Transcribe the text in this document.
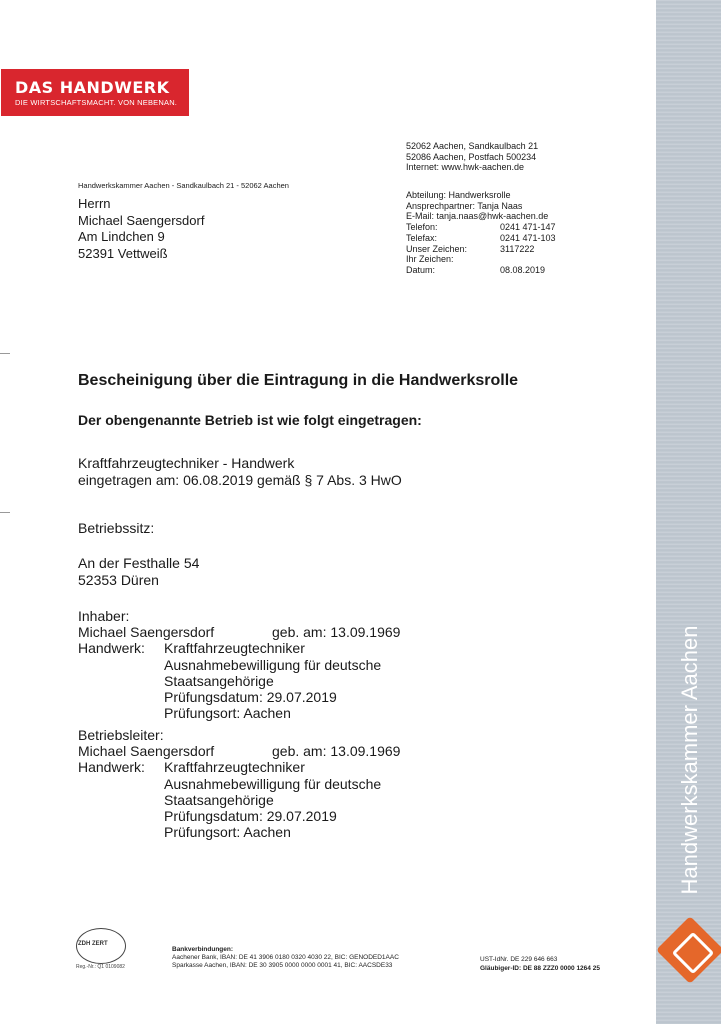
DAS HANDWERK
DIE WIRTSCHAFTSMACHT. VON NEBENAN.
Handwerkskammer Aachen
52062 Aachen, Sandkaulbach 21
52086 Aachen, Postfach 500234
Internet: www.hwk-aachen.de
Handwerkskammer Aachen - Sandkaulbach 21 - 52062 Aachen
Herrn
Michael Saengersdorf
Am Lindchen 9
52391 Vettweiß
Abteilung: Handwerksrolle
Ansprechpartner: Tanja Naas
E-Mail: tanja.naas@hwk-aachen.de
Telefon:	0241 471-147
Telefax:	0241 471-103
Unser Zeichen:	3117222
Ihr Zeichen:
Datum:	08.08.2019
Bescheinigung über die Eintragung in die Handwerksrolle
Der obengenannte Betrieb ist wie folgt eingetragen:
Kraftfahrzeugtechniker - Handwerk
eingetragen am: 06.08.2019 gemäß § 7 Abs. 3 HwO
Betriebssitz:
An der Festhalle 54
52353 Düren
Inhaber:
Michael Saengersdorf	geb. am: 13.09.1969
Handwerk:	Kraftfahrzeugtechniker
Ausnahmebewilligung für deutsche
Staatsangehörige
Prüfungsdatum: 29.07.2019
Prüfungsort: Aachen
Betriebsleiter:
Michael Saengersdorf	geb. am: 13.09.1969
Handwerk:	Kraftfahrzeugtechniker
Ausnahmebewilligung für deutsche
Staatsangehörige
Prüfungsdatum: 29.07.2019
Prüfungsort: Aachen
ZDH ZERT
Reg.-Nr.: Q1 0109082
Bankverbindungen:
Aachener Bank, IBAN: DE 41 3906 0180 0320 4030 22, BIC: GENODED1AAC
Sparkasse Aachen, IBAN: DE 30 3905 0000 0000 0001 41, BIC: AACSDE33
UST-IdNr. DE 229 646 663
Gläubiger-ID: DE 88 ZZZ0 0000 1264 25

****************************************

> Prompt
Report all lines of the data that include the word "Sandkaulbach".

> Correct response
52062 Aachen, Sandkaulbach 21
Handwerkskammer Aachen - Sandkaulbach 21 - 52062 Aachen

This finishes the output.